— begin Listing —

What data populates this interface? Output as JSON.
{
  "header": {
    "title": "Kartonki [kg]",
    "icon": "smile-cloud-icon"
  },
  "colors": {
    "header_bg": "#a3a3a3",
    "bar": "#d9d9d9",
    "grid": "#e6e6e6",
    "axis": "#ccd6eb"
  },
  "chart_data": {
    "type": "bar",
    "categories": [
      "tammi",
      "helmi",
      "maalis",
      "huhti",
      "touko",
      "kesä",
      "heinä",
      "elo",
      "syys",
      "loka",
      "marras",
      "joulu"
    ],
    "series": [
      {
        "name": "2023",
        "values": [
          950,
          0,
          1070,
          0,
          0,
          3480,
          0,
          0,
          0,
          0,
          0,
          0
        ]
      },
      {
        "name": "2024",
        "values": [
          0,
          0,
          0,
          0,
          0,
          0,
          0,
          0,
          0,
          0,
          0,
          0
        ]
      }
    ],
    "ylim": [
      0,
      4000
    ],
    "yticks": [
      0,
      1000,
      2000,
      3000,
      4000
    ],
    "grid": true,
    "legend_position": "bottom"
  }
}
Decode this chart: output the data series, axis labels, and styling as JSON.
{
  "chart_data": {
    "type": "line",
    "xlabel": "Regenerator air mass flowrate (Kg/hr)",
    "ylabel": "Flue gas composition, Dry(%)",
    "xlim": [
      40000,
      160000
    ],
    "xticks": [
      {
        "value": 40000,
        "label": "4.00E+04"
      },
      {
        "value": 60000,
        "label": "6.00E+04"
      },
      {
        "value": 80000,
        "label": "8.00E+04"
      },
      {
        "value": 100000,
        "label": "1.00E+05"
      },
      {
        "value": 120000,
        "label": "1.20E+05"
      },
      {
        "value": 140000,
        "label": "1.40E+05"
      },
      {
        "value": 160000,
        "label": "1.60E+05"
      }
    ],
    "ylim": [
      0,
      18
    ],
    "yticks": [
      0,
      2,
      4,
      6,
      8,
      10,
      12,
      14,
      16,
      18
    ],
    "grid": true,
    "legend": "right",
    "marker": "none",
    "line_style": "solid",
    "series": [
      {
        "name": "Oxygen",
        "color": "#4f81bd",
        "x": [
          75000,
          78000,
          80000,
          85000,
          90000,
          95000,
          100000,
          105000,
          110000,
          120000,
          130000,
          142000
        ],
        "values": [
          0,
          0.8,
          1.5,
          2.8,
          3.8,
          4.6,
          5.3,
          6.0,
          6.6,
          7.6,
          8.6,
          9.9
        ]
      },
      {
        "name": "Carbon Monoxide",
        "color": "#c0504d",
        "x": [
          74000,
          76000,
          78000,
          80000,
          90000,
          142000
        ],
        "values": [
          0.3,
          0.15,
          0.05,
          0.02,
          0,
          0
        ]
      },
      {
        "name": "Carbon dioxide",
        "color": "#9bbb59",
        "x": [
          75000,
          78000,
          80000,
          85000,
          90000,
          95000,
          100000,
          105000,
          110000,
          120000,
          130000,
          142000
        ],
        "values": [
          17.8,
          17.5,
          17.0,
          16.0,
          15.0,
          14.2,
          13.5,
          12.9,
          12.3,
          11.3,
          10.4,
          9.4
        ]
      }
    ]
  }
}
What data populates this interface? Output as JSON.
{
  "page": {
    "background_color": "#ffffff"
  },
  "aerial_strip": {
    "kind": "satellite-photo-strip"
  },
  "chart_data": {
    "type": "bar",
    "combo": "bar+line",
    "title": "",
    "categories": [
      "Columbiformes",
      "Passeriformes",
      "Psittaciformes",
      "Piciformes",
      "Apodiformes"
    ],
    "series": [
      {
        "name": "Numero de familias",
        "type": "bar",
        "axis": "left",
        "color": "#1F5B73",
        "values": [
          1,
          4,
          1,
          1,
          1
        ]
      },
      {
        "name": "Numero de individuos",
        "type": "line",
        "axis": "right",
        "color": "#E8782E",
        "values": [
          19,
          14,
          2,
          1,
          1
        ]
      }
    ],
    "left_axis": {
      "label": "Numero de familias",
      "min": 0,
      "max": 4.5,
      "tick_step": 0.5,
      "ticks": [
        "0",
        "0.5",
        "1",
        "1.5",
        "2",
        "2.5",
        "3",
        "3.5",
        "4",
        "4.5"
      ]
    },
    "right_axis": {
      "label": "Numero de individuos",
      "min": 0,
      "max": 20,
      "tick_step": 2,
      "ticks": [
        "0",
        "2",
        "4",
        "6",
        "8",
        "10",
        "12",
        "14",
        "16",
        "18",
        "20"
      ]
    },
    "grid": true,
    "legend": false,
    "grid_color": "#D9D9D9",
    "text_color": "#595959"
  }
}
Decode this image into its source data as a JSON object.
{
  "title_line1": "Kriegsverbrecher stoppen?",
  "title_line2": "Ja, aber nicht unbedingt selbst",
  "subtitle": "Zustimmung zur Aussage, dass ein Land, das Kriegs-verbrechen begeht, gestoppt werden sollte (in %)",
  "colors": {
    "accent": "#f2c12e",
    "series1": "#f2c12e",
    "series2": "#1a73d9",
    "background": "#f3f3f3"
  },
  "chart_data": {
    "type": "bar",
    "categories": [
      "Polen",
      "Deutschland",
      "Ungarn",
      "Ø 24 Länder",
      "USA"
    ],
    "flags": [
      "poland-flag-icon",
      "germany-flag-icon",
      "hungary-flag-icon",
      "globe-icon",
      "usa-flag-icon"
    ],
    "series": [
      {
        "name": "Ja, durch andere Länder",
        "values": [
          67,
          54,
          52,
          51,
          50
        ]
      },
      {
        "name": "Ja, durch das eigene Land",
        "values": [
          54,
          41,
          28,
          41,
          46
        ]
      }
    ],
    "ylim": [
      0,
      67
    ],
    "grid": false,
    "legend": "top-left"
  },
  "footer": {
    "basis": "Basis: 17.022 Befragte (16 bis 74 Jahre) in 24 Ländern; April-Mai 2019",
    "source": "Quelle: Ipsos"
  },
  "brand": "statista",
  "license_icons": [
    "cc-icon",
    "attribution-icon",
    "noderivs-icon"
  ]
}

— end Listing —

Problem: Without changing a word, restate the whole listing.

The result:
What data populates this interface? Output as JSON.
{
  "header": {
    "title": "Kartonki [kg]",
    "icon": "smile-cloud-icon"
  },
  "colors": {
    "header_bg": "#a3a3a3",
    "bar": "#d9d9d9",
    "grid": "#e6e6e6",
    "axis": "#ccd6eb"
  },
  "chart_data": {
    "type": "bar",
    "categories": [
      "tammi",
      "helmi",
      "maalis",
      "huhti",
      "touko",
      "kesä",
      "heinä",
      "elo",
      "syys",
      "loka",
      "marras",
      "joulu"
    ],
    "series": [
      {
        "name": "2023",
        "values": [
          950,
          0,
          1070,
          0,
          0,
          3480,
          0,
          0,
          0,
          0,
          0,
          0
        ]
      },
      {
        "name": "2024",
        "values": [
          0,
          0,
          0,
          0,
          0,
          0,
          0,
          0,
          0,
          0,
          0,
          0
        ]
      }
    ],
    "ylim": [
      0,
      4000
    ],
    "yticks": [
      0,
      1000,
      2000,
      3000,
      4000
    ],
    "grid": true,
    "legend_position": "bottom"
  }
}
Decode this chart: output the data series, axis labels, and styling as JSON.
{
  "chart_data": {
    "type": "line",
    "xlabel": "Regenerator air mass flowrate (Kg/hr)",
    "ylabel": "Flue gas composition, Dry(%)",
    "xlim": [
      40000,
      160000
    ],
    "xticks": [
      {
        "value": 40000,
        "label": "4.00E+04"
      },
      {
        "value": 60000,
        "label": "6.00E+04"
      },
      {
        "value": 80000,
        "label": "8.00E+04"
      },
      {
        "value": 100000,
        "label": "1.00E+05"
      },
      {
        "value": 120000,
        "label": "1.20E+05"
      },
      {
        "value": 140000,
        "label": "1.40E+05"
      },
      {
        "value": 160000,
        "label": "1.60E+05"
      }
    ],
    "ylim": [
      0,
      18
    ],
    "yticks": [
      0,
      2,
      4,
      6,
      8,
      10,
      12,
      14,
      16,
      18
    ],
    "grid": true,
    "legend": "right",
    "marker": "none",
    "line_style": "solid",
    "series": [
      {
        "name": "Oxygen",
        "color": "#4f81bd",
        "x": [
          75000,
          78000,
          80000,
          85000,
          90000,
          95000,
          100000,
          105000,
          110000,
          120000,
          130000,
          142000
        ],
        "values": [
          0,
          0.8,
          1.5,
          2.8,
          3.8,
          4.6,
          5.3,
          6.0,
          6.6,
          7.6,
          8.6,
          9.9
        ]
      },
      {
        "name": "Carbon Monoxide",
        "color": "#c0504d",
        "x": [
          74000,
          76000,
          78000,
          80000,
          90000,
          142000
        ],
        "values": [
          0.3,
          0.15,
          0.05,
          0.02,
          0,
          0
        ]
      },
      {
        "name": "Carbon dioxide",
        "color": "#9bbb59",
        "x": [
          75000,
          78000,
          80000,
          85000,
          90000,
          95000,
          100000,
          105000,
          110000,
          120000,
          130000,
          142000
        ],
        "values": [
          17.8,
          17.5,
          17.0,
          16.0,
          15.0,
          14.2,
          13.5,
          12.9,
          12.3,
          11.3,
          10.4,
          9.4
        ]
      }
    ]
  }
}
What data populates this interface? Output as JSON.
{
  "page": {
    "background_color": "#ffffff"
  },
  "aerial_strip": {
    "kind": "satellite-photo-strip"
  },
  "chart_data": {
    "type": "bar",
    "combo": "bar+line",
    "title": "",
    "categories": [
      "Columbiformes",
      "Passeriformes",
      "Psittaciformes",
      "Piciformes",
      "Apodiformes"
    ],
    "series": [
      {
        "name": "Numero de familias",
        "type": "bar",
        "axis": "left",
        "color": "#1F5B73",
        "values": [
          1,
          4,
          1,
          1,
          1
        ]
      },
      {
        "name": "Numero de individuos",
        "type": "line",
        "axis": "right",
        "color": "#E8782E",
        "values": [
          19,
          14,
          2,
          1,
          1
        ]
      }
    ],
    "left_axis": {
      "label": "Numero de familias",
      "min": 0,
      "max": 4.5,
      "tick_step": 0.5,
      "ticks": [
        "0",
        "0.5",
        "1",
        "1.5",
        "2",
        "2.5",
        "3",
        "3.5",
        "4",
        "4.5"
      ]
    },
    "right_axis": {
      "label": "Numero de individuos",
      "min": 0,
      "max": 20,
      "tick_step": 2,
      "ticks": [
        "0",
        "2",
        "4",
        "6",
        "8",
        "10",
        "12",
        "14",
        "16",
        "18",
        "20"
      ]
    },
    "grid": true,
    "legend": false,
    "grid_color": "#D9D9D9",
    "text_color": "#595959"
  }
}
Decode this image into its source data as a JSON object.
{
  "title_line1": "Kriegsverbrecher stoppen?",
  "title_line2": "Ja, aber nicht unbedingt selbst",
  "subtitle": "Zustimmung zur Aussage, dass ein Land, das Kriegs-verbrechen begeht, gestoppt werden sollte (in %)",
  "colors": {
    "accent": "#f2c12e",
    "series1": "#f2c12e",
    "series2": "#1a73d9",
    "background": "#f3f3f3"
  },
  "chart_data": {
    "type": "bar",
    "categories": [
      "Polen",
      "Deutschland",
      "Ungarn",
      "Ø 24 Länder",
      "USA"
    ],
    "flags": [
      "poland-flag-icon",
      "germany-flag-icon",
      "hungary-flag-icon",
      "globe-icon",
      "usa-flag-icon"
    ],
    "series": [
      {
        "name": "Ja, durch andere Länder",
        "values": [
          67,
          54,
          52,
          51,
          50
        ]
      },
      {
        "name": "Ja, durch das eigene Land",
        "values": [
          54,
          41,
          28,
          41,
          46
        ]
      }
    ],
    "ylim": [
      0,
      67
    ],
    "grid": false,
    "legend": "top-left"
  },
  "footer": {
    "basis": "Basis: 17.022 Befragte (16 bis 74 Jahre) in 24 Ländern; April-Mai 2019",
    "source": "Quelle: Ipsos"
  },
  "brand": "statista",
  "license_icons": [
    "cc-icon",
    "attribution-icon",
    "noderivs-icon"
  ]
}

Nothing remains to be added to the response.